**Given problem:**
Extract every line that contains the word "JSON".

**Raw records:**
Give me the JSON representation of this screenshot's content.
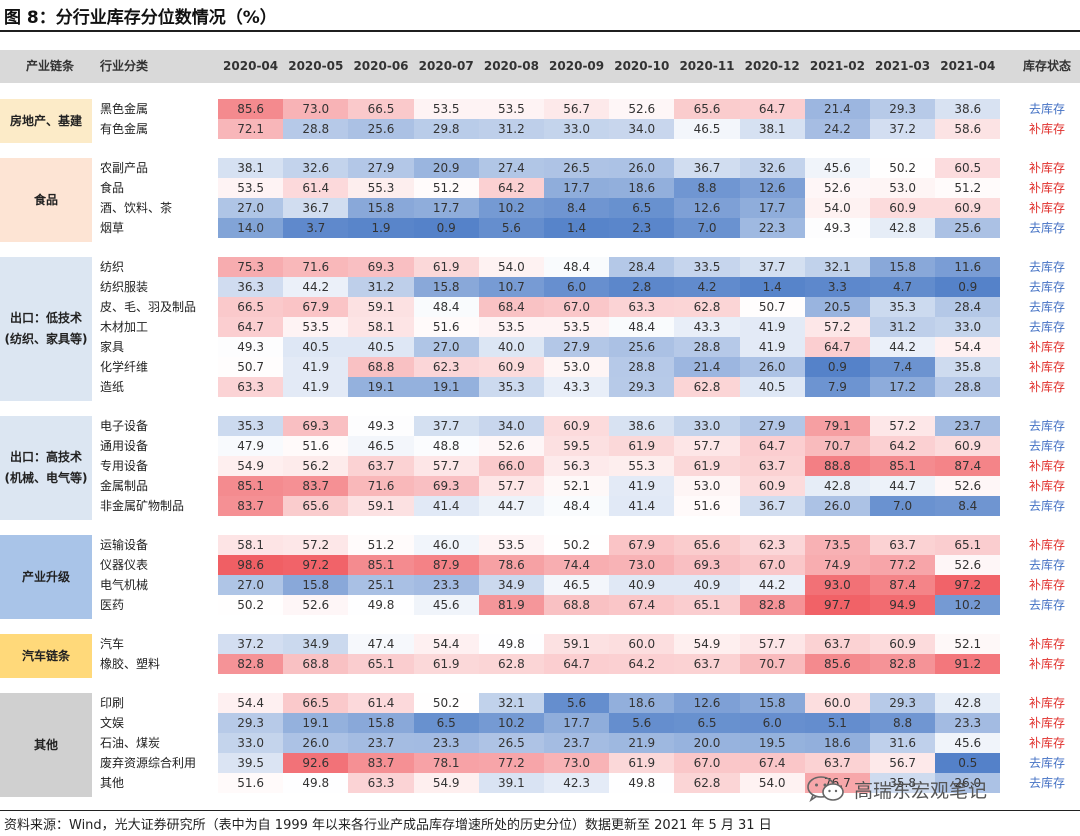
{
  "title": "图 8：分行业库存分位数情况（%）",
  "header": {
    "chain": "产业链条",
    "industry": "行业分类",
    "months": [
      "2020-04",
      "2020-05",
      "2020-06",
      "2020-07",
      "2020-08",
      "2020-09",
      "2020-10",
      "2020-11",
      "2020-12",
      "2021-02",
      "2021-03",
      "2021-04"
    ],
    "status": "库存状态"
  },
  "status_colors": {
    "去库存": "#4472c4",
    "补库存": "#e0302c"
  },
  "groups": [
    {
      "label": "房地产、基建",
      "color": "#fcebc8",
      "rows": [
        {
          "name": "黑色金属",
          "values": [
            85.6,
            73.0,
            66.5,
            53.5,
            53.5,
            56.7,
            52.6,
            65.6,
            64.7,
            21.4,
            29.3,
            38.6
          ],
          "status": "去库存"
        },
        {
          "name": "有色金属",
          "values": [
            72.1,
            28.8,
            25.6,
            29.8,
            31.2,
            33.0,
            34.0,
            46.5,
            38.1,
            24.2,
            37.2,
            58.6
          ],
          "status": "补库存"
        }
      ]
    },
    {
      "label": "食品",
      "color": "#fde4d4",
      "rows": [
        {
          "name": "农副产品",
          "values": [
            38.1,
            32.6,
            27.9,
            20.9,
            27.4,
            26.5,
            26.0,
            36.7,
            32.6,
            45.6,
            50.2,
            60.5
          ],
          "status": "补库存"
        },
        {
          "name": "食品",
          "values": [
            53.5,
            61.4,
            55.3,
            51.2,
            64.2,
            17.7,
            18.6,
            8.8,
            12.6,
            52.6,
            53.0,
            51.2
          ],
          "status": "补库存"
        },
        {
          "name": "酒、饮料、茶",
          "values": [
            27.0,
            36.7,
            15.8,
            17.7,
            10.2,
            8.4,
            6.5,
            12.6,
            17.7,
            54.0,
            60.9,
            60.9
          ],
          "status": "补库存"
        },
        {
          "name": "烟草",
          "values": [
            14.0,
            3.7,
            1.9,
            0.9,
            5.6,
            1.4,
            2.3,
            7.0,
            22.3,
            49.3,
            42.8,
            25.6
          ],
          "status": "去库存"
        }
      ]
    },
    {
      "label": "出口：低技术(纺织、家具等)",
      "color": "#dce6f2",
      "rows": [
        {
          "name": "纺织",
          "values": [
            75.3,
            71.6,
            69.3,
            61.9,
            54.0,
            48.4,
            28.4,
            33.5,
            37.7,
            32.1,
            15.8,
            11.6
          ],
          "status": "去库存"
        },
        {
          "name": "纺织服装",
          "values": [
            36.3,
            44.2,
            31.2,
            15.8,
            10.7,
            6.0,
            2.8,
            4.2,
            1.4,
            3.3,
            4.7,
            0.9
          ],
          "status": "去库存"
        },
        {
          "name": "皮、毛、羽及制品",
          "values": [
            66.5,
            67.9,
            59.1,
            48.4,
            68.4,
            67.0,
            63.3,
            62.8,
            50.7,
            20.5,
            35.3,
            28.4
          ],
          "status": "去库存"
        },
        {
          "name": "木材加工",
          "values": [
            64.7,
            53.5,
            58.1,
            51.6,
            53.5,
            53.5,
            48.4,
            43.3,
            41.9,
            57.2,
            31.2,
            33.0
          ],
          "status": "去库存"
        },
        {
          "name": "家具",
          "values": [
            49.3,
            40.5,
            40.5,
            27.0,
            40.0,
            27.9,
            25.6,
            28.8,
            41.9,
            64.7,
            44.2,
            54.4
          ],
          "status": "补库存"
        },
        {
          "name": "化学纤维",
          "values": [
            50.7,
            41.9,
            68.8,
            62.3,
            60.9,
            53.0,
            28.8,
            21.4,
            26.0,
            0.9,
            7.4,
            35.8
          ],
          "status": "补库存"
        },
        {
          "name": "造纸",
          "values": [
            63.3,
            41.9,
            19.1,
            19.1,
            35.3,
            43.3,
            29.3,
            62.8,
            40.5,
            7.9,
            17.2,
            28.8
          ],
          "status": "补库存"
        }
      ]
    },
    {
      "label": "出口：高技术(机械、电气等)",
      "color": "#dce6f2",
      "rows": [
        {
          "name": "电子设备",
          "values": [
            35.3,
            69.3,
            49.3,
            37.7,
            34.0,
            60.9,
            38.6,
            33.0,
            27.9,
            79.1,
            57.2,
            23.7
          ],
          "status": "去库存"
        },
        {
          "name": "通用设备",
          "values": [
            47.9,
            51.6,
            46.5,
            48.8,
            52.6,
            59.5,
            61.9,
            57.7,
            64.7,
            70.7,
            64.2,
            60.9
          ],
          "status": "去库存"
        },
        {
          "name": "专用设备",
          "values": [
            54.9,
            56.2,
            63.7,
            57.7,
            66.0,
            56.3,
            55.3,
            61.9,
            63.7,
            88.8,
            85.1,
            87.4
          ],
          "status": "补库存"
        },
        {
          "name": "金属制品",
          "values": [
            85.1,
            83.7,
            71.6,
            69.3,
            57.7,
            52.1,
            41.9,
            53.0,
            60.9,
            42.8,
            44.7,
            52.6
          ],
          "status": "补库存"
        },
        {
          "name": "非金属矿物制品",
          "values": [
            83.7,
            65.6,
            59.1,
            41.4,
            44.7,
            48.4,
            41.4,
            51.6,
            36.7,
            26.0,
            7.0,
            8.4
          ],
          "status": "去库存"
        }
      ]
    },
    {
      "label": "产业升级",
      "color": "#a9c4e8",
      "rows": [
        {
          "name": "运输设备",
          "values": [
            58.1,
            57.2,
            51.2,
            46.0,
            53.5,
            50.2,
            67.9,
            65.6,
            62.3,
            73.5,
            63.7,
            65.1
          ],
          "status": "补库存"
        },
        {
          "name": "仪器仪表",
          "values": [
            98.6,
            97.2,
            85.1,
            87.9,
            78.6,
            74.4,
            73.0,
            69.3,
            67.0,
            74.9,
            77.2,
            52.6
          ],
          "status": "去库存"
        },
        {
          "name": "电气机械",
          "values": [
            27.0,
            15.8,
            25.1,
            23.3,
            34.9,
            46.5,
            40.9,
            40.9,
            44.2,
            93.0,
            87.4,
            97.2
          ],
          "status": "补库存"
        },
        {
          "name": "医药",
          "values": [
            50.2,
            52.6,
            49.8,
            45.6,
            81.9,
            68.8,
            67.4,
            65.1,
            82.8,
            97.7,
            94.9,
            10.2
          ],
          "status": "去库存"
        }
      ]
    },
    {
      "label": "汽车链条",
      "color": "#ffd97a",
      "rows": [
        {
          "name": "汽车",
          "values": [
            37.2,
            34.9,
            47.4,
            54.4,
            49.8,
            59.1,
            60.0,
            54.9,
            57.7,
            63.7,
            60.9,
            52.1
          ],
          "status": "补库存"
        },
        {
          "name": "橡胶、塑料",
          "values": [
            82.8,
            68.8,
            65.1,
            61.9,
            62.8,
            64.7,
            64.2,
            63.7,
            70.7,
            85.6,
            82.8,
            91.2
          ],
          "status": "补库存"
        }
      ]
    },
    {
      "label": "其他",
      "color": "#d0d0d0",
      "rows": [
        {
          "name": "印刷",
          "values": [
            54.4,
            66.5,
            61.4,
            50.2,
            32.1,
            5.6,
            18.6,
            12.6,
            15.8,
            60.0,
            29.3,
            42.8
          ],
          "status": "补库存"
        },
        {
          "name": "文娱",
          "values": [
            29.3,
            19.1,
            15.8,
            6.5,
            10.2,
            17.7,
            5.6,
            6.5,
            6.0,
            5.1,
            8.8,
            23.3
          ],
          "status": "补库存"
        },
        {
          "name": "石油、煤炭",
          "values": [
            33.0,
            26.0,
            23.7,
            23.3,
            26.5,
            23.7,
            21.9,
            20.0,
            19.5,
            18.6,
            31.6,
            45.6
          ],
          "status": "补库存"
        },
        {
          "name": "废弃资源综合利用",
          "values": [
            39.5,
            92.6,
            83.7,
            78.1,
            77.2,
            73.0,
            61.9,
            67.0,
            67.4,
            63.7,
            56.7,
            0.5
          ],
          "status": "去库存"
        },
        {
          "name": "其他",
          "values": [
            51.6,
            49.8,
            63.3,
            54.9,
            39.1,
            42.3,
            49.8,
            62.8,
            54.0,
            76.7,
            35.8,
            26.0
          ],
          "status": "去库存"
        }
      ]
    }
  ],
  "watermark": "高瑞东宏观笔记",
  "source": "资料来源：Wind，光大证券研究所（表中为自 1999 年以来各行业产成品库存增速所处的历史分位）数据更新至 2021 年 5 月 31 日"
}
...
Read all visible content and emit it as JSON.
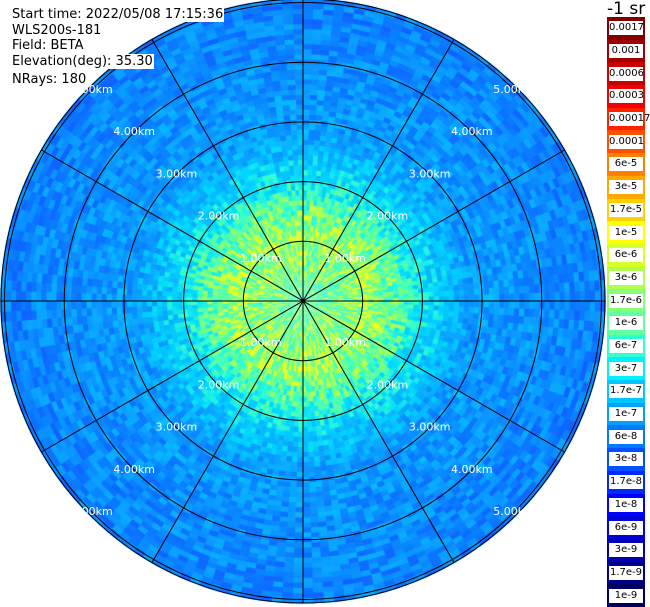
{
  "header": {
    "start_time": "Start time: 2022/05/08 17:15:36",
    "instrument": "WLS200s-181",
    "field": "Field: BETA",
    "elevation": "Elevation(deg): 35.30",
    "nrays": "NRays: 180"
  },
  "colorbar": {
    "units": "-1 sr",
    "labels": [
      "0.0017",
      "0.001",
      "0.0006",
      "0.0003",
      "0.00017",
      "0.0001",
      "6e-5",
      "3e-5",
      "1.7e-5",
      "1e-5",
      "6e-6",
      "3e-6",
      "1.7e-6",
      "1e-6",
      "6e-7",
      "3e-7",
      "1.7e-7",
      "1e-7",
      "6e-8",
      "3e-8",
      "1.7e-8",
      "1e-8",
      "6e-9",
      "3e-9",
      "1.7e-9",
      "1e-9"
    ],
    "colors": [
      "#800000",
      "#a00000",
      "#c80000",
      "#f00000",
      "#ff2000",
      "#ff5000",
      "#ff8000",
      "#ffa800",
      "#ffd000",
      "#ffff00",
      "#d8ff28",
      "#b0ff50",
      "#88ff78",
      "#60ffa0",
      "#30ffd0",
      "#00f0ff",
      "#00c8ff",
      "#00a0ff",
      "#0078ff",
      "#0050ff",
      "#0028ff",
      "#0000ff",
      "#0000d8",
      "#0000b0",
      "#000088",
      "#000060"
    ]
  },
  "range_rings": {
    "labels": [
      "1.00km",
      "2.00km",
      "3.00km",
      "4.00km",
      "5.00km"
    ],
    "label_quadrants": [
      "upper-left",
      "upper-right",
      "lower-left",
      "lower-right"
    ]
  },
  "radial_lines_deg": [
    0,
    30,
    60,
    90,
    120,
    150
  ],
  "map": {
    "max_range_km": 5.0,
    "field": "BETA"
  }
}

**Answer to this exercise:**
Give me the JSON representation of this screenshot's content.
Read all visible content and emit it as JSON.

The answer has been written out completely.